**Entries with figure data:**
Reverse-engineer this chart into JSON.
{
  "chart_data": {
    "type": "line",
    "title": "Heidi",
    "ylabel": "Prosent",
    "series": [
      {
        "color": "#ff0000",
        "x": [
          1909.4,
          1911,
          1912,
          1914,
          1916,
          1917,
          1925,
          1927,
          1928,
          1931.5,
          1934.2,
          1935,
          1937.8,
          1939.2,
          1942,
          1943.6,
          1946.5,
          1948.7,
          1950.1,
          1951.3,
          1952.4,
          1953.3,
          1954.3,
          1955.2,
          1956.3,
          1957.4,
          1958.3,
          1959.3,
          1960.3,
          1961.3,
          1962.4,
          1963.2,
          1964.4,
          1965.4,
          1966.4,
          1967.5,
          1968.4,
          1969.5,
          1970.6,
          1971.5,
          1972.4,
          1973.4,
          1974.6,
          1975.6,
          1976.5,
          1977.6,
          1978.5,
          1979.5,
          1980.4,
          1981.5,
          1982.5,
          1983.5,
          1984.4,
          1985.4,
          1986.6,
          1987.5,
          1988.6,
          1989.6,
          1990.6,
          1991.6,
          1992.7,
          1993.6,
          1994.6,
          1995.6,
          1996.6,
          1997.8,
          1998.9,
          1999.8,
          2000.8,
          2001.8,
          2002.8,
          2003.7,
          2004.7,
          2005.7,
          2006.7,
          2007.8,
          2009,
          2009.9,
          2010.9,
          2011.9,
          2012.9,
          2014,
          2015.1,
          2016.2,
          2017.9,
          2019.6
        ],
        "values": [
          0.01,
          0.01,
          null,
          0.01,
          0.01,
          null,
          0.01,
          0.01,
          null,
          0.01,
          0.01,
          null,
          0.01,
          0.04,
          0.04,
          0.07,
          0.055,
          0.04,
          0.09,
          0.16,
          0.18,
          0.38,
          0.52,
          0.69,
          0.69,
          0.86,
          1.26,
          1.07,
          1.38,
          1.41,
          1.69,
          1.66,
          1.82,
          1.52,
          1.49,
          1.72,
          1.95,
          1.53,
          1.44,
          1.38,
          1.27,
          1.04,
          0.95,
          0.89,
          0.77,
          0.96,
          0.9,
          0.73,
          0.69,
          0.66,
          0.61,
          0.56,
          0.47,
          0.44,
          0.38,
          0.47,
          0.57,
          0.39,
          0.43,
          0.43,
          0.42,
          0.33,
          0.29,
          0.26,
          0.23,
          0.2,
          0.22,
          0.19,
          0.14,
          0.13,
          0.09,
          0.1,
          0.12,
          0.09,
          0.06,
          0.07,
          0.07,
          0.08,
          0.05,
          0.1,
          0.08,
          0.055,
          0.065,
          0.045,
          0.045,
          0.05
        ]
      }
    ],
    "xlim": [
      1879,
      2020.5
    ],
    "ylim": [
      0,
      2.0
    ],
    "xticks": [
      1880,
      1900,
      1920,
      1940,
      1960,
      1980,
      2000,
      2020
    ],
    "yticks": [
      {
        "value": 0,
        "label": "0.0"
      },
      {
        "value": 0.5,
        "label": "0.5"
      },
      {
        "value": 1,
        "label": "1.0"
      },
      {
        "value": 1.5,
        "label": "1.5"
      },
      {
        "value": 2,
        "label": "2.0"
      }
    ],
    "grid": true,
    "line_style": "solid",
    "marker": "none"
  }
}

**Exercise brief:**
From the first line to the last, please quote the material above exactly.

**The output:**
Reverse-engineer this chart into JSON.
{
  "chart_data": {
    "type": "line",
    "title": "Heidi",
    "ylabel": "Prosent",
    "series": [
      {
        "color": "#ff0000",
        "x": [
          1909.4,
          1911,
          1912,
          1914,
          1916,
          1917,
          1925,
          1927,
          1928,
          1931.5,
          1934.2,
          1935,
          1937.8,
          1939.2,
          1942,
          1943.6,
          1946.5,
          1948.7,
          1950.1,
          1951.3,
          1952.4,
          1953.3,
          1954.3,
          1955.2,
          1956.3,
          1957.4,
          1958.3,
          1959.3,
          1960.3,
          1961.3,
          1962.4,
          1963.2,
          1964.4,
          1965.4,
          1966.4,
          1967.5,
          1968.4,
          1969.5,
          1970.6,
          1971.5,
          1972.4,
          1973.4,
          1974.6,
          1975.6,
          1976.5,
          1977.6,
          1978.5,
          1979.5,
          1980.4,
          1981.5,
          1982.5,
          1983.5,
          1984.4,
          1985.4,
          1986.6,
          1987.5,
          1988.6,
          1989.6,
          1990.6,
          1991.6,
          1992.7,
          1993.6,
          1994.6,
          1995.6,
          1996.6,
          1997.8,
          1998.9,
          1999.8,
          2000.8,
          2001.8,
          2002.8,
          2003.7,
          2004.7,
          2005.7,
          2006.7,
          2007.8,
          2009,
          2009.9,
          2010.9,
          2011.9,
          2012.9,
          2014,
          2015.1,
          2016.2,
          2017.9,
          2019.6
        ],
        "values": [
          0.01,
          0.01,
          null,
          0.01,
          0.01,
          null,
          0.01,
          0.01,
          null,
          0.01,
          0.01,
          null,
          0.01,
          0.04,
          0.04,
          0.07,
          0.055,
          0.04,
          0.09,
          0.16,
          0.18,
          0.38,
          0.52,
          0.69,
          0.69,
          0.86,
          1.26,
          1.07,
          1.38,
          1.41,
          1.69,
          1.66,
          1.82,
          1.52,
          1.49,
          1.72,
          1.95,
          1.53,
          1.44,
          1.38,
          1.27,
          1.04,
          0.95,
          0.89,
          0.77,
          0.96,
          0.9,
          0.73,
          0.69,
          0.66,
          0.61,
          0.56,
          0.47,
          0.44,
          0.38,
          0.47,
          0.57,
          0.39,
          0.43,
          0.43,
          0.42,
          0.33,
          0.29,
          0.26,
          0.23,
          0.2,
          0.22,
          0.19,
          0.14,
          0.13,
          0.09,
          0.1,
          0.12,
          0.09,
          0.06,
          0.07,
          0.07,
          0.08,
          0.05,
          0.1,
          0.08,
          0.055,
          0.065,
          0.045,
          0.045,
          0.05
        ]
      }
    ],
    "xlim": [
      1879,
      2020.5
    ],
    "ylim": [
      0,
      2.0
    ],
    "xticks": [
      1880,
      1900,
      1920,
      1940,
      1960,
      1980,
      2000,
      2020
    ],
    "yticks": [
      {
        "value": 0,
        "label": "0.0"
      },
      {
        "value": 0.5,
        "label": "0.5"
      },
      {
        "value": 1,
        "label": "1.0"
      },
      {
        "value": 1.5,
        "label": "1.5"
      },
      {
        "value": 2,
        "label": "2.0"
      }
    ],
    "grid": true,
    "line_style": "solid",
    "marker": "none"
  }
}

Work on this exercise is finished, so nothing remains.